> [TASK BRIEF] Everything from the line containing "Extract the structured data from this chart" through the final line of the records must be transcribed verbatim; nothing else belongs in the result.

>> start EXTRACTED MATERIAL

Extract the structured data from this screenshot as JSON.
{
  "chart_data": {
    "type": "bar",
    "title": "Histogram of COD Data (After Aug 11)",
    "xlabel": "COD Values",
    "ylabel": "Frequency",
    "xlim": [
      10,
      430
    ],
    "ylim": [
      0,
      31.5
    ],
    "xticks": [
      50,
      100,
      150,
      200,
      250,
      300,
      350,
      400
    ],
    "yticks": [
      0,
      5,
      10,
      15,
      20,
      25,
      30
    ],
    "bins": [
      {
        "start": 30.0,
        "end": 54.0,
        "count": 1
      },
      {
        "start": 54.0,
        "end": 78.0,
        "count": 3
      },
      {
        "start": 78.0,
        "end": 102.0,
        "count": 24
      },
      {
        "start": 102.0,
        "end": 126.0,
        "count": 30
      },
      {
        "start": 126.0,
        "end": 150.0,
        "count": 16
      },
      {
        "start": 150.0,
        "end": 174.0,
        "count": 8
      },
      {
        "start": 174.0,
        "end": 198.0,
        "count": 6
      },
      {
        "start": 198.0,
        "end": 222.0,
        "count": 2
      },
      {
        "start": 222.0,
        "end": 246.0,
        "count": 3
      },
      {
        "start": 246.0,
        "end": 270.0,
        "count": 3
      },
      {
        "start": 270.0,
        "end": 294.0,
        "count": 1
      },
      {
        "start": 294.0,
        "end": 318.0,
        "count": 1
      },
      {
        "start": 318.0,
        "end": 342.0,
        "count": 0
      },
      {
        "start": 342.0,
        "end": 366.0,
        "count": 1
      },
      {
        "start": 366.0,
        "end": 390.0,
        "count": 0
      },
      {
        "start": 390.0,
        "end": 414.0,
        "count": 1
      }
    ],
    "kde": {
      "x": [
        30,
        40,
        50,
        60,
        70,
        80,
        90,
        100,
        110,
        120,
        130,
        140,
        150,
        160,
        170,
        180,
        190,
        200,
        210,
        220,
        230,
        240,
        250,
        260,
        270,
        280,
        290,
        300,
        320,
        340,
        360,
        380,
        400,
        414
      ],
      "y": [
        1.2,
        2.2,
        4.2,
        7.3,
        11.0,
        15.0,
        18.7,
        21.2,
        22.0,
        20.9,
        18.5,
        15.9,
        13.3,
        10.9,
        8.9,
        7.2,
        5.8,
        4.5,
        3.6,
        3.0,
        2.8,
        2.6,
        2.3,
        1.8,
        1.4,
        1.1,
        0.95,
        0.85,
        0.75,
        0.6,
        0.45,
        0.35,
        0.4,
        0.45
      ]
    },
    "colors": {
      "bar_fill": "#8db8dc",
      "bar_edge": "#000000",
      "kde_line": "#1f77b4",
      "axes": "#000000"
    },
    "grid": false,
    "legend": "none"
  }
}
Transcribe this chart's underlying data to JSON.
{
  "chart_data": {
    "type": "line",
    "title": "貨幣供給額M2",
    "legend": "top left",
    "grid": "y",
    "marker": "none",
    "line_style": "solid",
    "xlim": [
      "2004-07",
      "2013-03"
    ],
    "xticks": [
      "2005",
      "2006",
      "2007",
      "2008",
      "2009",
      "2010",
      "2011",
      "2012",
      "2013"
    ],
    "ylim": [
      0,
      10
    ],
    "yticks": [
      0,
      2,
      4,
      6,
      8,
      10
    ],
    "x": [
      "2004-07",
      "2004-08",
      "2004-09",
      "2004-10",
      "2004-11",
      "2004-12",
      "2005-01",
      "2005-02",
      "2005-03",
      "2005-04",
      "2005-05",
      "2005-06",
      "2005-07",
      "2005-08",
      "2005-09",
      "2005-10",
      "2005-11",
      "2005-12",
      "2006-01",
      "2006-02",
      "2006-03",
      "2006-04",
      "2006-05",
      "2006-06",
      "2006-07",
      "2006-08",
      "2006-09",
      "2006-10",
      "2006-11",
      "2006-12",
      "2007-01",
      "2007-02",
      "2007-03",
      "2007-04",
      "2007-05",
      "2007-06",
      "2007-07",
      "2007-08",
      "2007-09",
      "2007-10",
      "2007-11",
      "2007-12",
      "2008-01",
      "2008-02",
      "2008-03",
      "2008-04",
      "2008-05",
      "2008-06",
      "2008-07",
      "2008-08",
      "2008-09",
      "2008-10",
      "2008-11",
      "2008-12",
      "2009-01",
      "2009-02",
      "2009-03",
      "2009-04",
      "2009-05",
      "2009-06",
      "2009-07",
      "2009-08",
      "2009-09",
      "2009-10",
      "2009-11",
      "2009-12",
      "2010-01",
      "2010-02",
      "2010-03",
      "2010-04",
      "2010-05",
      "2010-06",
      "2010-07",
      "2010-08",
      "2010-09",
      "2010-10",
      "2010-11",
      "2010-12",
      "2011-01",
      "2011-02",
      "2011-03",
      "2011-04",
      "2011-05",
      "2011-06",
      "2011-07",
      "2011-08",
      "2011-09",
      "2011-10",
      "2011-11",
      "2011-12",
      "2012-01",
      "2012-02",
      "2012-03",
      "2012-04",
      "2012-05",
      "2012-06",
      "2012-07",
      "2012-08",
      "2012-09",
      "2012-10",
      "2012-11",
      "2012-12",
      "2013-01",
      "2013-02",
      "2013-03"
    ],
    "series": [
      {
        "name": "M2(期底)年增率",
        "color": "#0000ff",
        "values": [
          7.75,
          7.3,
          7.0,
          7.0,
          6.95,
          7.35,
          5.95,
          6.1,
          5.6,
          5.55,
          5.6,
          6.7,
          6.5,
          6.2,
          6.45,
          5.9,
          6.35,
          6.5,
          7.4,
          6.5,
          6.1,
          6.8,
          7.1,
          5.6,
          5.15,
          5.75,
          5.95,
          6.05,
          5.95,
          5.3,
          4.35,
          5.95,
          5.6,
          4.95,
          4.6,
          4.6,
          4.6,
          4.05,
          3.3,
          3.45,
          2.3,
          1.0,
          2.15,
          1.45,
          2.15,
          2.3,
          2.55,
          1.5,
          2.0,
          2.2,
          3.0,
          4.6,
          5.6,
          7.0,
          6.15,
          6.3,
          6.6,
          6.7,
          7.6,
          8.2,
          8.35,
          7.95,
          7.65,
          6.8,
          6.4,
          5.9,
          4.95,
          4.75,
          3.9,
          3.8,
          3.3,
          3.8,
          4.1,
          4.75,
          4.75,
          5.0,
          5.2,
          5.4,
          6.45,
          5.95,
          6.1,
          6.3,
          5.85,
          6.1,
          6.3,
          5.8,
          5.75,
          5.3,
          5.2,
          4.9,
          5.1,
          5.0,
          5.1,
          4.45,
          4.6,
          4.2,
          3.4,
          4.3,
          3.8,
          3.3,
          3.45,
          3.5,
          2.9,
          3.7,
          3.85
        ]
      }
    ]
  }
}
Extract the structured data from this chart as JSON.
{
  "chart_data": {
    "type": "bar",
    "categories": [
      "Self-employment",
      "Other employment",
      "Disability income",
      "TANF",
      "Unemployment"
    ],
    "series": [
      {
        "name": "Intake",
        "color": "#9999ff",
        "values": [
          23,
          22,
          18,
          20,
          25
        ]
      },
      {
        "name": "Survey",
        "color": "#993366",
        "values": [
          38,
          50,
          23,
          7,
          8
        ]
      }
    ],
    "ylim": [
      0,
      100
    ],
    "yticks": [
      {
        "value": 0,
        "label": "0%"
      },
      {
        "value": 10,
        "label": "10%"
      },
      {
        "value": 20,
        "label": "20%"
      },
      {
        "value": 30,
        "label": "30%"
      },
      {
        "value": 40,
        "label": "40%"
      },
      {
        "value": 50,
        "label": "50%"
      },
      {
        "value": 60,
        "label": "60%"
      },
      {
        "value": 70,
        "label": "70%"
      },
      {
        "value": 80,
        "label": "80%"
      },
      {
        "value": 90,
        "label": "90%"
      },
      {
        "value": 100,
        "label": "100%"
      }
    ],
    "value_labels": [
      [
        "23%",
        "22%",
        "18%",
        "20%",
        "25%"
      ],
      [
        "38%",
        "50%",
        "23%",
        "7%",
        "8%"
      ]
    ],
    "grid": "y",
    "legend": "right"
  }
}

>> end EXTRACTED MATERIAL

> [THE RESPONSE]
Extract the structured data from this chart as JSON.
{
  "chart_data": {
    "type": "bar",
    "categories": [
      "Self-employment",
      "Other employment",
      "Disability income",
      "TANF",
      "Unemployment"
    ],
    "series": [
      {
        "name": "Intake",
        "color": "#9999ff",
        "values": [
          23,
          22,
          18,
          20,
          25
        ]
      },
      {
        "name": "Survey",
        "color": "#993366",
        "values": [
          38,
          50,
          23,
          7,
          8
        ]
      }
    ],
    "ylim": [
      0,
      100
    ],
    "yticks": [
      {
        "value": 0,
        "label": "0%"
      },
      {
        "value": 10,
        "label": "10%"
      },
      {
        "value": 20,
        "label": "20%"
      },
      {
        "value": 30,
        "label": "30%"
      },
      {
        "value": 40,
        "label": "40%"
      },
      {
        "value": 50,
        "label": "50%"
      },
      {
        "value": 60,
        "label": "60%"
      },
      {
        "value": 70,
        "label": "70%"
      },
      {
        "value": 80,
        "label": "80%"
      },
      {
        "value": 90,
        "label": "90%"
      },
      {
        "value": 100,
        "label": "100%"
      }
    ],
    "value_labels": [
      [
        "23%",
        "22%",
        "18%",
        "20%",
        "25%"
      ],
      [
        "38%",
        "50%",
        "23%",
        "7%",
        "8%"
      ]
    ],
    "grid": "y",
    "legend": "right"
  }
}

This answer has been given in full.